Listed entries ▸
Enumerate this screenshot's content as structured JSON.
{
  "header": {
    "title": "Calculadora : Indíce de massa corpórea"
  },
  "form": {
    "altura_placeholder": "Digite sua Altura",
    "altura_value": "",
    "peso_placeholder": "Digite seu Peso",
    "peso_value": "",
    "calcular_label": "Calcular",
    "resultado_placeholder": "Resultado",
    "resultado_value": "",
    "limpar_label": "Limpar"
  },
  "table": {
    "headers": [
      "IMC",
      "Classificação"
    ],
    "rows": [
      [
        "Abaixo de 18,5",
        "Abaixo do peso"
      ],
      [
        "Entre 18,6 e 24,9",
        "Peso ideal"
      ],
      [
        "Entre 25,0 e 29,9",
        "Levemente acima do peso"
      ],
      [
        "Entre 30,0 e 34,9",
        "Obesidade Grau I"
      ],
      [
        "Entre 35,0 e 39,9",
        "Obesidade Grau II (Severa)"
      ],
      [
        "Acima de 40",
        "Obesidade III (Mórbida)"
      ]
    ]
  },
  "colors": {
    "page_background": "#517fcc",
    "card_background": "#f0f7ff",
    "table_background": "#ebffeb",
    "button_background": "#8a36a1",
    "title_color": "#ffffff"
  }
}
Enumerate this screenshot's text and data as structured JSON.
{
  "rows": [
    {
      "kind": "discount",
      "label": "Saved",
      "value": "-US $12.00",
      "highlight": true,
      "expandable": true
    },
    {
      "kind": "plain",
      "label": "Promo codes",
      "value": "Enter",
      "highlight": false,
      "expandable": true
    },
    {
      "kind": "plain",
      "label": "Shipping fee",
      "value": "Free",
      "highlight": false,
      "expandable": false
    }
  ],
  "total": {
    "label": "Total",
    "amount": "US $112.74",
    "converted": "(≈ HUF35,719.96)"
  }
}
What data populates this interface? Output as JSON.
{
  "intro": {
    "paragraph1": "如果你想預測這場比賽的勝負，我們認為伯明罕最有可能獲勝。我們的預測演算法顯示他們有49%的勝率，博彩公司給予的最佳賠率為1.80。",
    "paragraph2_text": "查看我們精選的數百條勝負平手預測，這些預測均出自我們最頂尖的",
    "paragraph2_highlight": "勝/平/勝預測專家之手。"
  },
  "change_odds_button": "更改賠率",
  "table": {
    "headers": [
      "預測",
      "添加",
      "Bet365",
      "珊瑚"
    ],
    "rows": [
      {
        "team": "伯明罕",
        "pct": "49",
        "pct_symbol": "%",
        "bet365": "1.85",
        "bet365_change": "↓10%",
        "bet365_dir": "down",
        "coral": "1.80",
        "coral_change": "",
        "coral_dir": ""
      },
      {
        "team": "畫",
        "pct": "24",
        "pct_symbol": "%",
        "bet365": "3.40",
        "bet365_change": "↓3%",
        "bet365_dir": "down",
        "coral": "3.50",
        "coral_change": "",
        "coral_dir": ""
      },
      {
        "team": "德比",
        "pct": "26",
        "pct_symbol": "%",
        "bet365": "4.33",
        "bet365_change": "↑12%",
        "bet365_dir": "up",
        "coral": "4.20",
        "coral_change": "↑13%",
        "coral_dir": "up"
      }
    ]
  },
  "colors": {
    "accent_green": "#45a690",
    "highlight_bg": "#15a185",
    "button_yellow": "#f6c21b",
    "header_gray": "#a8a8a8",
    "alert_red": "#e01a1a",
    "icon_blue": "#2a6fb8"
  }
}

Task prompt ▸
Please output the entire listing exactly as it stands.

Written answer ▸
Enumerate this screenshot's content as structured JSON.
{
  "header": {
    "title": "Calculadora : Indíce de massa corpórea"
  },
  "form": {
    "altura_placeholder": "Digite sua Altura",
    "altura_value": "",
    "peso_placeholder": "Digite seu Peso",
    "peso_value": "",
    "calcular_label": "Calcular",
    "resultado_placeholder": "Resultado",
    "resultado_value": "",
    "limpar_label": "Limpar"
  },
  "table": {
    "headers": [
      "IMC",
      "Classificação"
    ],
    "rows": [
      [
        "Abaixo de 18,5",
        "Abaixo do peso"
      ],
      [
        "Entre 18,6 e 24,9",
        "Peso ideal"
      ],
      [
        "Entre 25,0 e 29,9",
        "Levemente acima do peso"
      ],
      [
        "Entre 30,0 e 34,9",
        "Obesidade Grau I"
      ],
      [
        "Entre 35,0 e 39,9",
        "Obesidade Grau II (Severa)"
      ],
      [
        "Acima de 40",
        "Obesidade III (Mórbida)"
      ]
    ]
  },
  "colors": {
    "page_background": "#517fcc",
    "card_background": "#f0f7ff",
    "table_background": "#ebffeb",
    "button_background": "#8a36a1",
    "title_color": "#ffffff"
  }
}
Enumerate this screenshot's text and data as structured JSON.
{
  "rows": [
    {
      "kind": "discount",
      "label": "Saved",
      "value": "-US $12.00",
      "highlight": true,
      "expandable": true
    },
    {
      "kind": "plain",
      "label": "Promo codes",
      "value": "Enter",
      "highlight": false,
      "expandable": true
    },
    {
      "kind": "plain",
      "label": "Shipping fee",
      "value": "Free",
      "highlight": false,
      "expandable": false
    }
  ],
  "total": {
    "label": "Total",
    "amount": "US $112.74",
    "converted": "(≈ HUF35,719.96)"
  }
}
What data populates this interface? Output as JSON.
{
  "intro": {
    "paragraph1": "如果你想預測這場比賽的勝負，我們認為伯明罕最有可能獲勝。我們的預測演算法顯示他們有49%的勝率，博彩公司給予的最佳賠率為1.80。",
    "paragraph2_text": "查看我們精選的數百條勝負平手預測，這些預測均出自我們最頂尖的",
    "paragraph2_highlight": "勝/平/勝預測專家之手。"
  },
  "change_odds_button": "更改賠率",
  "table": {
    "headers": [
      "預測",
      "添加",
      "Bet365",
      "珊瑚"
    ],
    "rows": [
      {
        "team": "伯明罕",
        "pct": "49",
        "pct_symbol": "%",
        "bet365": "1.85",
        "bet365_change": "↓10%",
        "bet365_dir": "down",
        "coral": "1.80",
        "coral_change": "",
        "coral_dir": ""
      },
      {
        "team": "畫",
        "pct": "24",
        "pct_symbol": "%",
        "bet365": "3.40",
        "bet365_change": "↓3%",
        "bet365_dir": "down",
        "coral": "3.50",
        "coral_change": "",
        "coral_dir": ""
      },
      {
        "team": "德比",
        "pct": "26",
        "pct_symbol": "%",
        "bet365": "4.33",
        "bet365_change": "↑12%",
        "bet365_dir": "up",
        "coral": "4.20",
        "coral_change": "↑13%",
        "coral_dir": "up"
      }
    ]
  },
  "colors": {
    "accent_green": "#45a690",
    "highlight_bg": "#15a185",
    "button_yellow": "#f6c21b",
    "header_gray": "#a8a8a8",
    "alert_red": "#e01a1a",
    "icon_blue": "#2a6fb8"
  }
}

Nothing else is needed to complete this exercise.